> [THE PROBLEM]: Wherever a line below holds the word "exit", copy that line.
[Start RECORDED DATA]
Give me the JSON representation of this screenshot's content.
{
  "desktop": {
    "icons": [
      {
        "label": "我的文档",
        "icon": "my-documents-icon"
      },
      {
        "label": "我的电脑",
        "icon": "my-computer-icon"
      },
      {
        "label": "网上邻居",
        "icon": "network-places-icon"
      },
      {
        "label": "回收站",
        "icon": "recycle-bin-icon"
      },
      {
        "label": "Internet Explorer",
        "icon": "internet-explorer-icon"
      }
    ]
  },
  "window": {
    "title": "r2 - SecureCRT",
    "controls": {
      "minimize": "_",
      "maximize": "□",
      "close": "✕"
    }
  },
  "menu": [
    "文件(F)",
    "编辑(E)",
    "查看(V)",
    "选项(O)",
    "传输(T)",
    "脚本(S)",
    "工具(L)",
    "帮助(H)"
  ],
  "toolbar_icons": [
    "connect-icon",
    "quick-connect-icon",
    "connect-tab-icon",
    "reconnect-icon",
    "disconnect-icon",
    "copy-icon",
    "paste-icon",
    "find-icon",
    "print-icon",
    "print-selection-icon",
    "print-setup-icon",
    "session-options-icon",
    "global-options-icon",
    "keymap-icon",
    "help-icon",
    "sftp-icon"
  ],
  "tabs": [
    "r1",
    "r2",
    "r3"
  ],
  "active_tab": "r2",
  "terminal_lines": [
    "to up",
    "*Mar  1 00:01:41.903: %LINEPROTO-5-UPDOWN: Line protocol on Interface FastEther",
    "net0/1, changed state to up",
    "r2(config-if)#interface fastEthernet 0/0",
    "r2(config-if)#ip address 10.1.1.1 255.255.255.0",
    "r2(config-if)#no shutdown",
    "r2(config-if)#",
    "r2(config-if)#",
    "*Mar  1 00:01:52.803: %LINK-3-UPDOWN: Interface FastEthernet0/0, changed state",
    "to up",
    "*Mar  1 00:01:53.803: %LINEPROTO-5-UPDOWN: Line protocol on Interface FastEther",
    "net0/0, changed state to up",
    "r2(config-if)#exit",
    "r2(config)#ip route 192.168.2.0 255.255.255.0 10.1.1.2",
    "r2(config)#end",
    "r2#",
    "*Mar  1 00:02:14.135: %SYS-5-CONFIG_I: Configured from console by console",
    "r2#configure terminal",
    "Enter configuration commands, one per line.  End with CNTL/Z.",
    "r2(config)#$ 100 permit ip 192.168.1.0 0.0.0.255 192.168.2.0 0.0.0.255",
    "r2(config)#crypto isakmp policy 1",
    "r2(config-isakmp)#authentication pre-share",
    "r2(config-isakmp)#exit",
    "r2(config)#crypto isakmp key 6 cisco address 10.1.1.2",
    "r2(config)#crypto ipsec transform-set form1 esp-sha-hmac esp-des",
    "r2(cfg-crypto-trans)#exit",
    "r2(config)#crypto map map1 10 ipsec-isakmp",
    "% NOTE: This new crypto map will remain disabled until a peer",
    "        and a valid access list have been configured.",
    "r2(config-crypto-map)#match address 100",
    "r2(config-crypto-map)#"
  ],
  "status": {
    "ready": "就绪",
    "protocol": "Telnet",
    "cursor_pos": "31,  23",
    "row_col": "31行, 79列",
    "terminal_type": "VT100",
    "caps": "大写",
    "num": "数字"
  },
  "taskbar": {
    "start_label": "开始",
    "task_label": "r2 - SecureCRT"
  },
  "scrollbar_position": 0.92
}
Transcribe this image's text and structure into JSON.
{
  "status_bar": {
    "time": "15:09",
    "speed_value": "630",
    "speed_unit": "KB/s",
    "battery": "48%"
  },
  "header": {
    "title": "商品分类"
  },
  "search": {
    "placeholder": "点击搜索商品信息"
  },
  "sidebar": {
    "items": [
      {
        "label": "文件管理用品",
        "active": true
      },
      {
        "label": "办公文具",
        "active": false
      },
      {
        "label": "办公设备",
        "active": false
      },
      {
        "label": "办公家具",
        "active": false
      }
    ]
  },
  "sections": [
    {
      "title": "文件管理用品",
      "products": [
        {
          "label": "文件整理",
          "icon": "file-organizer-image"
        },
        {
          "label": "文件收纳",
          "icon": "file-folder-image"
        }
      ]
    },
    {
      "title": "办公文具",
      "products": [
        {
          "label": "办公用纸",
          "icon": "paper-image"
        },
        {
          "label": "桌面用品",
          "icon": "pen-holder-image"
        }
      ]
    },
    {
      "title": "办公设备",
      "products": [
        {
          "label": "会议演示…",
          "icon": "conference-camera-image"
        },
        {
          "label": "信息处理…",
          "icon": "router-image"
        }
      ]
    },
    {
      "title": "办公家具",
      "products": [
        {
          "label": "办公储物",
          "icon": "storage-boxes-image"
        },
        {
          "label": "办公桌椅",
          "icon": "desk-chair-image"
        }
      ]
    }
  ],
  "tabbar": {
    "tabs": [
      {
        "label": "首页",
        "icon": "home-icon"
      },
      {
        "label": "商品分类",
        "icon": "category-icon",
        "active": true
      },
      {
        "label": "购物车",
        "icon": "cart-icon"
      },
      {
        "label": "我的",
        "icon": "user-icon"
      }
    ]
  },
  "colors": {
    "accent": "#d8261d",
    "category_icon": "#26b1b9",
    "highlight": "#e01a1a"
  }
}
[End RECORDED DATA]
> [REPLY TO THE EXERCISE]:
    "r2(config-if)#exit",
    "r2(config-isakmp)#exit",
    "r2(cfg-crypto-trans)#exit",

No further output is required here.